=== STATED TASK ===
Can you transcribe every entry word for word, skipping the images?

=== DATA ===
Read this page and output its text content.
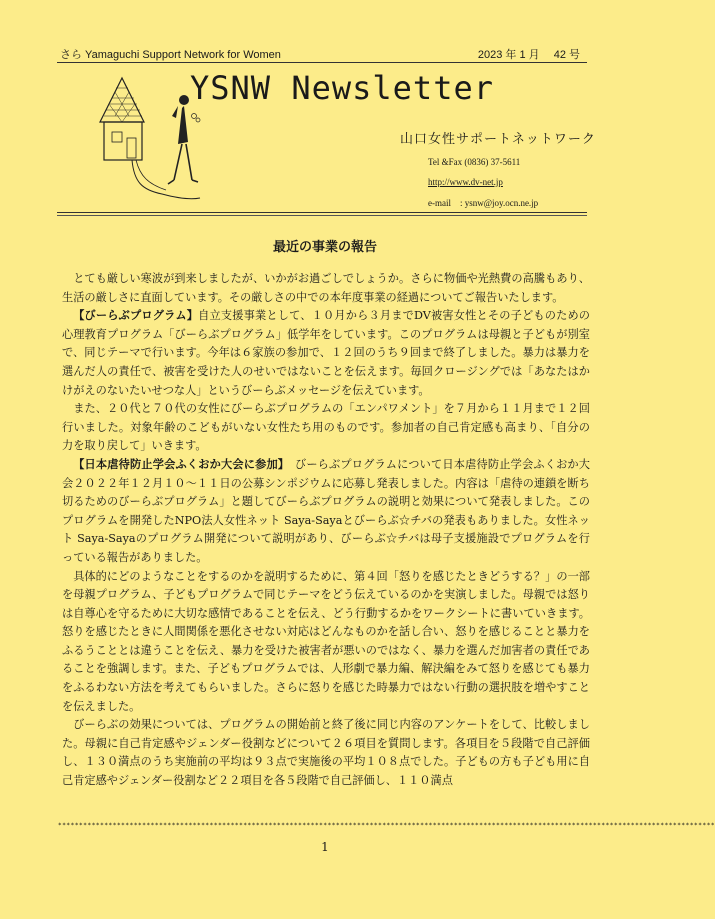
さら Yamaguchi Support Network for Women	2023 年 1 月　 42 号
YSNW Newsletter
山口女性サポートネットワーク
Tel &Fax (0836) 37-5611
http://www.dv-net.jp
e-mail　: ysnw@joy.ocn.ne.jp
最近の事業の報告

とても厳しい寒波が到来しましたが、いかがお過ごしでしょうか。さらに物価や光熱費の高騰もあり、生活の厳しさに直面しています。その厳しさの中での本年度事業の経過についてご報告いたします。

【びーらぶプログラム】自立支援事業として、１０月から３月までDV被害女性とその子どものための心理教育プログラム「びーらぶプログラム」低学年をしています。このプログラムは母親と子どもが別室で、同じテーマで行います。今年は６家族の参加で、１２回のうち９回まで終了しました。暴力は暴力を選んだ人の責任で、被害を受けた人のせいではないことを伝えます。毎回クロージングでは「あなたはかけがえのないたいせつな人」というびーらぶメッセージを伝えています。

また、２０代と７０代の女性にびーらぶプログラムの「エンパワメント」を７月から１１月まで１２回行いました。対象年齢のこどもがいない女性たち用のものです。参加者の自己肯定感も高まり、「自分の力を取り戻して」いきます。

【日本虐待防止学会ふくおか大会に参加】　びーらぶプログラムについて日本虐待防止学会ふくおか大会２０２２年１２月１０～１１日の公募シンポジウムに応募し発表しました。内容は「虐待の連鎖を断ち切るためのびーらぶプログラム」と題してびーらぶプログラムの説明と効果について発表しました。このプログラムを開発したNPO法人女性ネット Saya-Sayaとびーらぶ☆チバの発表もありました。女性ネット Saya-Sayaのプログラム開発について説明があり、びーらぶ☆チバは母子支援施設でプログラムを行っている報告がありました。

具体的にどのようなことをするのかを説明するために、第４回「怒りを感じたときどうする？」の一部を母親プログラム、子どもプログラムで同じテーマをどう伝えているのかを実演しました。母親では怒りは自尊心を守るために大切な感情であることを伝え、どう行動するかをワークシートに書いていきます。怒りを感じたときに人間関係を悪化させない対応はどんなものかを話し合い、怒りを感じることと暴力をふるうこととは違うことを伝え、暴力を受けた被害者が悪いのではなく、暴力を選んだ加害者の責任であることを強調します。また、子どもプログラムでは、人形劇で暴力編、解決編をみて怒りを感じても暴力をふるわない方法を考えてもらいました。さらに怒りを感じた時暴力ではない行動の選択肢を増やすことを伝えました。

びーらぶの効果については、プログラムの開始前と終了後に同じ内容のアンケートをして、比較しました。母親に自己肯定感やジェンダー役割などについて２６項目を質問します。各項目を５段階で自己評価し、１３０満点のうち実施前の平均は９３点で実施後の平均１０８点でした。子どもの方も子ども用に自己肯定感やジェンダー役割など２２項目を各５段階で自己評価し、１１０満点

************************************************************************************************************************************************************
1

=== WRITTEN RESPONSE ===
Read this page and output its text content.
さら Yamaguchi Support Network for Women	2023 年 1 月　 42 号
YSNW Newsletter
山口女性サポートネットワーク
Tel &Fax (0836) 37-5611
http://www.dv-net.jp
e-mail　: ysnw@joy.ocn.ne.jp
最近の事業の報告

とても厳しい寒波が到来しましたが、いかがお過ごしでしょうか。さらに物価や光熱費の高騰もあり、生活の厳しさに直面しています。その厳しさの中での本年度事業の経過についてご報告いたします。

【びーらぶプログラム】自立支援事業として、１０月から３月までDV被害女性とその子どものための心理教育プログラム「びーらぶプログラム」低学年をしています。このプログラムは母親と子どもが別室で、同じテーマで行います。今年は６家族の参加で、１２回のうち９回まで終了しました。暴力は暴力を選んだ人の責任で、被害を受けた人のせいではないことを伝えます。毎回クロージングでは「あなたはかけがえのないたいせつな人」というびーらぶメッセージを伝えています。

また、２０代と７０代の女性にびーらぶプログラムの「エンパワメント」を７月から１１月まで１２回行いました。対象年齢のこどもがいない女性たち用のものです。参加者の自己肯定感も高まり、「自分の力を取り戻して」いきます。

【日本虐待防止学会ふくおか大会に参加】　びーらぶプログラムについて日本虐待防止学会ふくおか大会２０２２年１２月１０～１１日の公募シンポジウムに応募し発表しました。内容は「虐待の連鎖を断ち切るためのびーらぶプログラム」と題してびーらぶプログラムの説明と効果について発表しました。このプログラムを開発したNPO法人女性ネット Saya-Sayaとびーらぶ☆チバの発表もありました。女性ネット Saya-Sayaのプログラム開発について説明があり、びーらぶ☆チバは母子支援施設でプログラムを行っている報告がありました。

具体的にどのようなことをするのかを説明するために、第４回「怒りを感じたときどうする？」の一部を母親プログラム、子どもプログラムで同じテーマをどう伝えているのかを実演しました。母親では怒りは自尊心を守るために大切な感情であることを伝え、どう行動するかをワークシートに書いていきます。怒りを感じたときに人間関係を悪化させない対応はどんなものかを話し合い、怒りを感じることと暴力をふるうこととは違うことを伝え、暴力を受けた被害者が悪いのではなく、暴力を選んだ加害者の責任であることを強調します。また、子どもプログラムでは、人形劇で暴力編、解決編をみて怒りを感じても暴力をふるわない方法を考えてもらいました。さらに怒りを感じた時暴力ではない行動の選択肢を増やすことを伝えました。

びーらぶの効果については、プログラムの開始前と終了後に同じ内容のアンケートをして、比較しました。母親に自己肯定感やジェンダー役割などについて２６項目を質問します。各項目を５段階で自己評価し、１３０満点のうち実施前の平均は９３点で実施後の平均１０８点でした。子どもの方も子ども用に自己肯定感やジェンダー役割など２２項目を各５段階で自己評価し、１１０満点

************************************************************************************************************************************************************
1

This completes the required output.